§ Given problem
Collect every line in the records below that contains the word "सफलत".

** BEGIN Records for this exercise **

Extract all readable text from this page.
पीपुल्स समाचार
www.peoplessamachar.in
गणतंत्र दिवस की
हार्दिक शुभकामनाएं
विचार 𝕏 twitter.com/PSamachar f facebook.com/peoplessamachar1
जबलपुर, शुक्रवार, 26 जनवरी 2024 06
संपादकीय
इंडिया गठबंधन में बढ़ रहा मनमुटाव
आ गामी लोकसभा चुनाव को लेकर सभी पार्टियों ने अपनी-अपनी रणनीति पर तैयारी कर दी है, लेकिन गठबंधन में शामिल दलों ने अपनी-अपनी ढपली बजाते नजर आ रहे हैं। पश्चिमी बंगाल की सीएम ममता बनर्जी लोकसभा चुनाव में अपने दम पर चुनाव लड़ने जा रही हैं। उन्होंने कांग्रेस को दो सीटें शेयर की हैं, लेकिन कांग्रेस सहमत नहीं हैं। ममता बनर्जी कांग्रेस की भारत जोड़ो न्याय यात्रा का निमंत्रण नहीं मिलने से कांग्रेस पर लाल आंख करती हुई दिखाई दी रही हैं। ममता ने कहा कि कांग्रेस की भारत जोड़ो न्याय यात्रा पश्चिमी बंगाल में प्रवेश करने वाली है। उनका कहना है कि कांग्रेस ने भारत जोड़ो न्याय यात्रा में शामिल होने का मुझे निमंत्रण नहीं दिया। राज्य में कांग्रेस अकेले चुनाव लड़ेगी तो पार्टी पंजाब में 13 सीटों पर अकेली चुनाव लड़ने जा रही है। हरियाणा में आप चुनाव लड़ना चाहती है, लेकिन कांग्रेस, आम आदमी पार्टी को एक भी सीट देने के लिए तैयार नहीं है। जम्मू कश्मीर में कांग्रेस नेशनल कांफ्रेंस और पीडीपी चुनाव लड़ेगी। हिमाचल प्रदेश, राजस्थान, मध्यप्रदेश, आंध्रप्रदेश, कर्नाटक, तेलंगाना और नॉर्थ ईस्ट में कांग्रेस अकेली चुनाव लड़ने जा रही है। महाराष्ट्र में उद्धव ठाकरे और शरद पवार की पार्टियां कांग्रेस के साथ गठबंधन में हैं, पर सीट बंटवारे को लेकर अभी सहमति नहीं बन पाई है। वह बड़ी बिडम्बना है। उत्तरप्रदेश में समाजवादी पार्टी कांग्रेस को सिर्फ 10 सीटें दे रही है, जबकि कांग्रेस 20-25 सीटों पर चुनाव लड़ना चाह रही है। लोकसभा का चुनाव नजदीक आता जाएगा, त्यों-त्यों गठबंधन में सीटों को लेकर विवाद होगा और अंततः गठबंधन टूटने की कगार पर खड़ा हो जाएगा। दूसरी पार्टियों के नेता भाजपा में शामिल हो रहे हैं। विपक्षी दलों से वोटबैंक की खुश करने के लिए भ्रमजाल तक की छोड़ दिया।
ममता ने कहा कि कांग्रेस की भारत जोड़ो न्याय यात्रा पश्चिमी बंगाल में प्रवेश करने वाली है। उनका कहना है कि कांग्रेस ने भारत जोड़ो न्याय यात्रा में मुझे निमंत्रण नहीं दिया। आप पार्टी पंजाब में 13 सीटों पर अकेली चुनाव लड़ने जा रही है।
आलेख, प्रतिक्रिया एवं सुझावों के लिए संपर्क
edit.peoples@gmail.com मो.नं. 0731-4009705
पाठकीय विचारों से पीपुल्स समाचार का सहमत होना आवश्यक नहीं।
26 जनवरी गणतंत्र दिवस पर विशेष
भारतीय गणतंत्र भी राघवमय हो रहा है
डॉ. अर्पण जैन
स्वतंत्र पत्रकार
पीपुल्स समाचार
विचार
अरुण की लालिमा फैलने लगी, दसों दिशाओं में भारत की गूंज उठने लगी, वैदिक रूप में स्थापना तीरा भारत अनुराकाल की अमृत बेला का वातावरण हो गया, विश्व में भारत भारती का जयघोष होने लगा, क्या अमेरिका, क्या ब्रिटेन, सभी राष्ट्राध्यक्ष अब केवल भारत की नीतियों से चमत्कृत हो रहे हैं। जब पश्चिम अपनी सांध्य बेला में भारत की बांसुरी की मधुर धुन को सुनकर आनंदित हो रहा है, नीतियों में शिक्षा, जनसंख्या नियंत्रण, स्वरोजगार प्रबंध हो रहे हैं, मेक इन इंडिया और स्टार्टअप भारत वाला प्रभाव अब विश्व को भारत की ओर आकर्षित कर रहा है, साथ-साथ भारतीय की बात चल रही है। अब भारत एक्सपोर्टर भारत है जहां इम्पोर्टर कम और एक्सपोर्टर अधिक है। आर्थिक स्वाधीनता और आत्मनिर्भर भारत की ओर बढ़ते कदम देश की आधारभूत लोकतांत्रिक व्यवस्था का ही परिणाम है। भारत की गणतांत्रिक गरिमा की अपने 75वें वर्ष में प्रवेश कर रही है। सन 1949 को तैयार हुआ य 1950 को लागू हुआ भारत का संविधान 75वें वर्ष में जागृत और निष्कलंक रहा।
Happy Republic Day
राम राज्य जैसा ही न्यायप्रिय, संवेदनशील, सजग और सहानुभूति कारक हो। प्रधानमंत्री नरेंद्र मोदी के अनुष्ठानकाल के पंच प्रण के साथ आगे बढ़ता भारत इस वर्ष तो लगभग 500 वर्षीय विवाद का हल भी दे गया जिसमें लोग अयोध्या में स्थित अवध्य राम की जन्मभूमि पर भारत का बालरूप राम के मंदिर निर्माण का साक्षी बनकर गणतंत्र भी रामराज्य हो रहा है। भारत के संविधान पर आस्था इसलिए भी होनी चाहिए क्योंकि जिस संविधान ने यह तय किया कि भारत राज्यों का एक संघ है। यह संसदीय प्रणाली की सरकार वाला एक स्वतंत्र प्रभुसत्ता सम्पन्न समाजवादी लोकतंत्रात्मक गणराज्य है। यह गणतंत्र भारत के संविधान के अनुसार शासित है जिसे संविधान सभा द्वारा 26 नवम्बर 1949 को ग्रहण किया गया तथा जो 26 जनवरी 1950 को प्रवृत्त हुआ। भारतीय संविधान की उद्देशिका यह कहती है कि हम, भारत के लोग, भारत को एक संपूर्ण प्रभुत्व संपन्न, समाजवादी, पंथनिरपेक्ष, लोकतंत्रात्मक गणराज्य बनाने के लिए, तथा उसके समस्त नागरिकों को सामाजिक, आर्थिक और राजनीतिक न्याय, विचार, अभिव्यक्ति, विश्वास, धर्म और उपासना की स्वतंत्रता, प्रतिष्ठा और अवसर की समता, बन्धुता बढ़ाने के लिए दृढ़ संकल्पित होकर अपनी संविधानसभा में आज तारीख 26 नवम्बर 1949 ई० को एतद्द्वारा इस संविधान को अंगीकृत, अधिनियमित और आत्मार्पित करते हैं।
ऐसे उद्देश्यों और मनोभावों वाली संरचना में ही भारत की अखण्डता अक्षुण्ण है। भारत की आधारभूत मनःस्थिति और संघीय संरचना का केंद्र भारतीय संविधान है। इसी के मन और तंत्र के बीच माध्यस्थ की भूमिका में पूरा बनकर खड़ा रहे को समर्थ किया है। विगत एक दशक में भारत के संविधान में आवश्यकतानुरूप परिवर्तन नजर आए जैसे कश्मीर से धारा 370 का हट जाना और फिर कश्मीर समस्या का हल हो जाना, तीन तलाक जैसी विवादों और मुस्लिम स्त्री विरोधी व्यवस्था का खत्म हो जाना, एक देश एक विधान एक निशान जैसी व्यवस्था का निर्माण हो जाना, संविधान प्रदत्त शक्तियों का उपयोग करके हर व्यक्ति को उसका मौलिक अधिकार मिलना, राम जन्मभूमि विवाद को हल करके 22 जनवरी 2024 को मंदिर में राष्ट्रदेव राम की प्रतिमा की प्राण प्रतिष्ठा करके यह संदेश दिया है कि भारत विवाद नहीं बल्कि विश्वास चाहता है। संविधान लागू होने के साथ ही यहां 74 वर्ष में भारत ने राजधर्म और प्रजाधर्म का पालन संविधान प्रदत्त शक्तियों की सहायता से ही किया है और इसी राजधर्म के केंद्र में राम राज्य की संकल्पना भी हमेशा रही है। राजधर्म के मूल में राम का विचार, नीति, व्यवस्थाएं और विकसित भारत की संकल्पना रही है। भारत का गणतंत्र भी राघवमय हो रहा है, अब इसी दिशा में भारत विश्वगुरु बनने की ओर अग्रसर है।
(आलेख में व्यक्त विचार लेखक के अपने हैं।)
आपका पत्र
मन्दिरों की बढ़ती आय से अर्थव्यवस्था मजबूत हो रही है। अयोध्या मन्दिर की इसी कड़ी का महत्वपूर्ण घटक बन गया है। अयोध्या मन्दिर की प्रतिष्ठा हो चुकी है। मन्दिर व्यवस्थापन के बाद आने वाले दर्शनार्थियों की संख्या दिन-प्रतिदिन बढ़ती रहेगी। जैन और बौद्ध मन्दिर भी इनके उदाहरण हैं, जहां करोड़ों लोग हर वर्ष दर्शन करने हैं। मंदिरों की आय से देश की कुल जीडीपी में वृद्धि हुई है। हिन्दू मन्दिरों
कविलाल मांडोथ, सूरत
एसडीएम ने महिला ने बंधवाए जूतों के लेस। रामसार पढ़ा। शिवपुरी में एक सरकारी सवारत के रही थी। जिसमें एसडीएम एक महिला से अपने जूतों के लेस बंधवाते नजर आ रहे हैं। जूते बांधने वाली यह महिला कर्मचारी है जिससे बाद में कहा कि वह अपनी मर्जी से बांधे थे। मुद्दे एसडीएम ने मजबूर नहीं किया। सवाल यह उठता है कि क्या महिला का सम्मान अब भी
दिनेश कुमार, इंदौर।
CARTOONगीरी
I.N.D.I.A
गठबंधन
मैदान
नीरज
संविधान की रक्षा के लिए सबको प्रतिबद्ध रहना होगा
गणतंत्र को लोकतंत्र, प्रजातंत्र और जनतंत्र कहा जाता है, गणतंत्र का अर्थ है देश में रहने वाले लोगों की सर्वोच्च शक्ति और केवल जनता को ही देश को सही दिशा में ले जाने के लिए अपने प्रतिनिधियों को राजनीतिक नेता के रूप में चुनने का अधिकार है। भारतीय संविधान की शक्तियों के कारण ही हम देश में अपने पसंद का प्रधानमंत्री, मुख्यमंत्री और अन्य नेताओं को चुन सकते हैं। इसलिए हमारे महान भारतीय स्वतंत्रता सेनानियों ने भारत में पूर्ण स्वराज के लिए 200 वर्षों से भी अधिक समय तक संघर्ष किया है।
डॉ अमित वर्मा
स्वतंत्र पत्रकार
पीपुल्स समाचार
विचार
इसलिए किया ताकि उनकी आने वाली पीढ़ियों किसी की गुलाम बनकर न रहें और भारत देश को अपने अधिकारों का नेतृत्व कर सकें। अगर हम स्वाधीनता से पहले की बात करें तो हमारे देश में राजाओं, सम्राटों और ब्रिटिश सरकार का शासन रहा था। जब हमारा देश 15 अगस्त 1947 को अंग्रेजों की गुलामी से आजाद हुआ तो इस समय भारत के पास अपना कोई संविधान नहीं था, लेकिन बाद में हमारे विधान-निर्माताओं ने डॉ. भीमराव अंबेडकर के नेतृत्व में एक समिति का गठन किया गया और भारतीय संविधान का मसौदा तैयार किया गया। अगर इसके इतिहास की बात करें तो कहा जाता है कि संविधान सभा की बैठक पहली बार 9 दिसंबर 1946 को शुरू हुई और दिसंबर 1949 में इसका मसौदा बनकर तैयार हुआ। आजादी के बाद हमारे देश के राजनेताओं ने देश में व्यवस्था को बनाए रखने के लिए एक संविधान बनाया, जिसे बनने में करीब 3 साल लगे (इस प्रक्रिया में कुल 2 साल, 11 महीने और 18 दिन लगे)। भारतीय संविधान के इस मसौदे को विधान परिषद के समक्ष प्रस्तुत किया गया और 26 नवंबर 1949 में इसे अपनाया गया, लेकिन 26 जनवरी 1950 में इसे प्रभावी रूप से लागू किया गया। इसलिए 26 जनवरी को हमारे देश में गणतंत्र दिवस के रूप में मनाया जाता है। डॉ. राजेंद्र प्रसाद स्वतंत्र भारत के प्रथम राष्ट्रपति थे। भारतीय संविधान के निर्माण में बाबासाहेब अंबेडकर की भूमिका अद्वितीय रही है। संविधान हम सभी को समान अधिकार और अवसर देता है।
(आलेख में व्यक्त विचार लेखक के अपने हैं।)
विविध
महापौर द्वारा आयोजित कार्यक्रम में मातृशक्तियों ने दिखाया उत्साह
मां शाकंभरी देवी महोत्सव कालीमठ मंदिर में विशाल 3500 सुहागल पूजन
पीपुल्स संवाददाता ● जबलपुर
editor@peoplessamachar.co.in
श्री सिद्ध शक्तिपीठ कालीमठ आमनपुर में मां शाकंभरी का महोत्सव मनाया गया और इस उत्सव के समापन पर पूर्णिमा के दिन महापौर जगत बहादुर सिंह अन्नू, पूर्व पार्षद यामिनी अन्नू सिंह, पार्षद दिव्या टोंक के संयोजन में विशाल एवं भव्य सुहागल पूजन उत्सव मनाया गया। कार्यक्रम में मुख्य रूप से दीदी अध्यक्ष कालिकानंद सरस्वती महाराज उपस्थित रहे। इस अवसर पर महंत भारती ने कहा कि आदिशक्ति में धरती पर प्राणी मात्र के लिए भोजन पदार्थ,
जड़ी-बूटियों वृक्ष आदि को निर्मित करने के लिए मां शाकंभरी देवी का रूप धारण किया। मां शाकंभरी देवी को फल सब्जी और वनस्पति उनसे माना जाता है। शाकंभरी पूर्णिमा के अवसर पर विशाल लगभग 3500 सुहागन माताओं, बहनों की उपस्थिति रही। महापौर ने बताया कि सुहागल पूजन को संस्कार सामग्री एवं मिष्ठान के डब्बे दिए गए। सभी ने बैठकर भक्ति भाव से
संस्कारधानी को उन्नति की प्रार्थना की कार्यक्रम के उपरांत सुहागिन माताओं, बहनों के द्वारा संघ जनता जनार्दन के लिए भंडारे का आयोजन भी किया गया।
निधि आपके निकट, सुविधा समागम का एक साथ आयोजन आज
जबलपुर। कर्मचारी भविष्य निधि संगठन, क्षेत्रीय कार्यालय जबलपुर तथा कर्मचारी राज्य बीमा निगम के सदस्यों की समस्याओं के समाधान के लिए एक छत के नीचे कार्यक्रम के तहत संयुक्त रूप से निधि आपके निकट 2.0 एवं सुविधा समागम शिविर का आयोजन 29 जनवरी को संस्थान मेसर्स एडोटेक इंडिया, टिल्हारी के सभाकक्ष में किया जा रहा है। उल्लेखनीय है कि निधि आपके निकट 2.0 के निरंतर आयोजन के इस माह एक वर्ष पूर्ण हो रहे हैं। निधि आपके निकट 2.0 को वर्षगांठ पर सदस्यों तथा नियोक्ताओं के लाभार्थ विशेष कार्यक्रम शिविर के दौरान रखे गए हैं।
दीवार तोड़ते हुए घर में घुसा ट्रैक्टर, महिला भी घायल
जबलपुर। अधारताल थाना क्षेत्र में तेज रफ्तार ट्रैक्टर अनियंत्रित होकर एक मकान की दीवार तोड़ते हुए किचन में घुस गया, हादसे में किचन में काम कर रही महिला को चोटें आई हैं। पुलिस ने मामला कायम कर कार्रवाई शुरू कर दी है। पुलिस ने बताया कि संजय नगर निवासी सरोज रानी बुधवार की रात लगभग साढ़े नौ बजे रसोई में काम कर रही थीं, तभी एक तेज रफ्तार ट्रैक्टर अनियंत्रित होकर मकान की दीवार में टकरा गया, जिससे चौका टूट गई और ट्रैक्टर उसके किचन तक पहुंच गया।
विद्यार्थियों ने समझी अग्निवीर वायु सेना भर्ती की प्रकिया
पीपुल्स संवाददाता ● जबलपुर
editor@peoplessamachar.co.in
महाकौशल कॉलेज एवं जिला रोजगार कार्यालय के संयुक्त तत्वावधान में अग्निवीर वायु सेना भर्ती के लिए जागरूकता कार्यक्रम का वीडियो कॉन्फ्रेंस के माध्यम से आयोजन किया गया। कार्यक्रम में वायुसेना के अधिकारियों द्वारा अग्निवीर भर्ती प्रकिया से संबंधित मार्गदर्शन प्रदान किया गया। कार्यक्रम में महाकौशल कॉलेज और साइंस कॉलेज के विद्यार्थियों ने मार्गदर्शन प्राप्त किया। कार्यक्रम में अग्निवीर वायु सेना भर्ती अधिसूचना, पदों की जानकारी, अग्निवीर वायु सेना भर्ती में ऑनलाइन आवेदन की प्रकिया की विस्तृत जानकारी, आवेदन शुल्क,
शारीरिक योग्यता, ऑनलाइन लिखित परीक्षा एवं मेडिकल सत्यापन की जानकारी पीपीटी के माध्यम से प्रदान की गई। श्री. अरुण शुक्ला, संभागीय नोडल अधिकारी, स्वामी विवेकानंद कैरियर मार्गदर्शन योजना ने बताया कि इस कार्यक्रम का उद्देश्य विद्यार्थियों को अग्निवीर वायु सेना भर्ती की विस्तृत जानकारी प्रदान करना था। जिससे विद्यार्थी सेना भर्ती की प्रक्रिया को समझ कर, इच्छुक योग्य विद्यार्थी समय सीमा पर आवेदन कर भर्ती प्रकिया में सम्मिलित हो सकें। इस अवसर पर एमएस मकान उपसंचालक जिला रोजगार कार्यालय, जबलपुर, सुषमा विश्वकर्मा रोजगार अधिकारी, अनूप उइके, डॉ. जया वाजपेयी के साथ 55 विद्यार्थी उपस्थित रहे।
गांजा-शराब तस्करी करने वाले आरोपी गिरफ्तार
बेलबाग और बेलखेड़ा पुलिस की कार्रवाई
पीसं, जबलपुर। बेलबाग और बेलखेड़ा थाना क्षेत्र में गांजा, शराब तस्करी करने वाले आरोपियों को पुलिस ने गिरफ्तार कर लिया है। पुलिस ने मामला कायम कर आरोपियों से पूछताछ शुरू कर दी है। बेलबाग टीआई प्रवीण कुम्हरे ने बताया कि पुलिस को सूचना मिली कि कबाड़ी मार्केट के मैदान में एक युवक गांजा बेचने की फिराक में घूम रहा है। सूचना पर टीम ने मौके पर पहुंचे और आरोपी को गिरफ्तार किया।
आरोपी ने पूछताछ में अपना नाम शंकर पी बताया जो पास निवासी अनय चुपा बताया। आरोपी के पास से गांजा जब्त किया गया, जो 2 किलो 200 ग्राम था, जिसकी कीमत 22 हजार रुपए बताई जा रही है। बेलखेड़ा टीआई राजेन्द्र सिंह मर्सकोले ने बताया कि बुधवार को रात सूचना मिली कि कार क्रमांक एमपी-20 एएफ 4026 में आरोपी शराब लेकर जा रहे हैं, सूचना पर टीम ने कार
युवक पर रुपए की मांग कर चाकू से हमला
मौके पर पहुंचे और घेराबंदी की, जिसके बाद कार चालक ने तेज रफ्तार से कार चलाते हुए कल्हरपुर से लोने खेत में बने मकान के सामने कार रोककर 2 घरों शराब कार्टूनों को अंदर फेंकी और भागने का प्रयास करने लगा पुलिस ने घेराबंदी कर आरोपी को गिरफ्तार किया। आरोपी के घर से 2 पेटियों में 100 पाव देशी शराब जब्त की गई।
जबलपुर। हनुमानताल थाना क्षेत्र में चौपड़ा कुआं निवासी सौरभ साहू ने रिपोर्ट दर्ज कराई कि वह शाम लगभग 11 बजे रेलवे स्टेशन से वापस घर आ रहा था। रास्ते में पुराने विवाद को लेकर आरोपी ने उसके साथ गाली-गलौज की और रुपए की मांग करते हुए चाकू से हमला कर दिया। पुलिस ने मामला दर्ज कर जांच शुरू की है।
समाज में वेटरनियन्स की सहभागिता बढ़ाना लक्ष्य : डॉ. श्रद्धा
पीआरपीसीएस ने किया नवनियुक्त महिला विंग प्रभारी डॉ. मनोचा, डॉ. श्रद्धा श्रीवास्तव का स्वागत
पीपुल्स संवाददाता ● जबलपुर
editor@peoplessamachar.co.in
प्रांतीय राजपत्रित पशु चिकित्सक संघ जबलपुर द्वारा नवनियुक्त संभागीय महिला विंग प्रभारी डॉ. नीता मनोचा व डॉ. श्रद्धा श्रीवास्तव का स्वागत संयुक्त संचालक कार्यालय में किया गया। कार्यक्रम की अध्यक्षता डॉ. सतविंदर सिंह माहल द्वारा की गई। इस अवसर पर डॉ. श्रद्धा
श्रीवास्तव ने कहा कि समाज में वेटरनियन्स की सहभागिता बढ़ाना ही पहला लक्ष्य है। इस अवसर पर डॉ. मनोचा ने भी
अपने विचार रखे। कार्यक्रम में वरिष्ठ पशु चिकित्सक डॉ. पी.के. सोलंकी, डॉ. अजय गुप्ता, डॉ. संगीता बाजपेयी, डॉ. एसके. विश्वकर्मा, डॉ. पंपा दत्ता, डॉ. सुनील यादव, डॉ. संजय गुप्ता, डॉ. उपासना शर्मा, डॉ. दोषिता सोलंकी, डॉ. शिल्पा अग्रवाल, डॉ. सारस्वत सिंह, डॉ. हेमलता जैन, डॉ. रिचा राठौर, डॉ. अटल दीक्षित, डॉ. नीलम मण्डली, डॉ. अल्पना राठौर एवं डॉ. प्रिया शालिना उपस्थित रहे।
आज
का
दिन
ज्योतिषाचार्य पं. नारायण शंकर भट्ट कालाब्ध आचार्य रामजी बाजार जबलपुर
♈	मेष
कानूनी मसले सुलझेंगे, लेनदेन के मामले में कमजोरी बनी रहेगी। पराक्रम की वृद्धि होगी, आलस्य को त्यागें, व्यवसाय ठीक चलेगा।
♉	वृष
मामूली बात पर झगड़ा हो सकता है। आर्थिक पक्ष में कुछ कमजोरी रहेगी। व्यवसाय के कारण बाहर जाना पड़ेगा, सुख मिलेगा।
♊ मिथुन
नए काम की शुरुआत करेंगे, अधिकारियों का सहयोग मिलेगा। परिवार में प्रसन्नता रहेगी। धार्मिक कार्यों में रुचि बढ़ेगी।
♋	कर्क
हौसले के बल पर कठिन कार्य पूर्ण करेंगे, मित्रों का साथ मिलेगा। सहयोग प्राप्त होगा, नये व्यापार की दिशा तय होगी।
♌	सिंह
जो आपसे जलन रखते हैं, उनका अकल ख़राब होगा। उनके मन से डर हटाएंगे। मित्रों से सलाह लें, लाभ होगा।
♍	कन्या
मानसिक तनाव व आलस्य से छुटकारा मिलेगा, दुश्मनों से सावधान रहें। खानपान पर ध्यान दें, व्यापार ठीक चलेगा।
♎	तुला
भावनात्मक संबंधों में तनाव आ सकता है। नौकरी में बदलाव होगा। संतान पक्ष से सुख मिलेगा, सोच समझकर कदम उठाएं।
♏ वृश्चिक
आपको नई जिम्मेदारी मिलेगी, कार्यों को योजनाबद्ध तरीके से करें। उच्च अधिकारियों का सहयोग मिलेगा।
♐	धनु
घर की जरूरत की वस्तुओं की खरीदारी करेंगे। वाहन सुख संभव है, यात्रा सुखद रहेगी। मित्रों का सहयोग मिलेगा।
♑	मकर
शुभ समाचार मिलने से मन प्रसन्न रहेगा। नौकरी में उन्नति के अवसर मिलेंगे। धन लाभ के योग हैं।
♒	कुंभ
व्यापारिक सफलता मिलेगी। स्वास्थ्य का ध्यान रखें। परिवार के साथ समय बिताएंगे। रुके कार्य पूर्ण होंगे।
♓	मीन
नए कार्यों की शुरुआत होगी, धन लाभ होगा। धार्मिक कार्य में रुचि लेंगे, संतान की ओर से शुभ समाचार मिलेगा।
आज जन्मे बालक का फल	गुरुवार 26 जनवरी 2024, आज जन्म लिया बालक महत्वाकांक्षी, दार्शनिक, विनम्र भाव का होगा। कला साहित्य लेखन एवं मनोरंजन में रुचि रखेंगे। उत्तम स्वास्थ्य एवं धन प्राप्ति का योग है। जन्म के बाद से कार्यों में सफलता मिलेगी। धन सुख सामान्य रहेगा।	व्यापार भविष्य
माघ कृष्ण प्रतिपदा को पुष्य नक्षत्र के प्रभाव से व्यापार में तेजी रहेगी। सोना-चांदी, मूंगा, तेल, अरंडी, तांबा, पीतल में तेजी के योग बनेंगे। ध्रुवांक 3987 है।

** END Records for this exercise **

§ Exercise output
व्यापारिक सफलता मिलेगी। स्वास्थ्य का ध्यान रखें। परिवार के साथ समय बिताएंगे। रुके कार्य पूर्ण होंगे।
आज जन्मे बालक का फल	गुरुवार 26 जनवरी 2024, आज जन्म लिया बालक महत्वाकांक्षी, दार्शनिक, विनम्र भाव का होगा। कला साहित्य लेखन एवं मनोरंजन में रुचि रखेंगे। उत्तम स्वास्थ्य एवं धन प्राप्ति का योग है। जन्म के बाद से कार्यों में सफलता मिलेगी। धन सुख सामान्य रहेगा।	व्यापार भविष्य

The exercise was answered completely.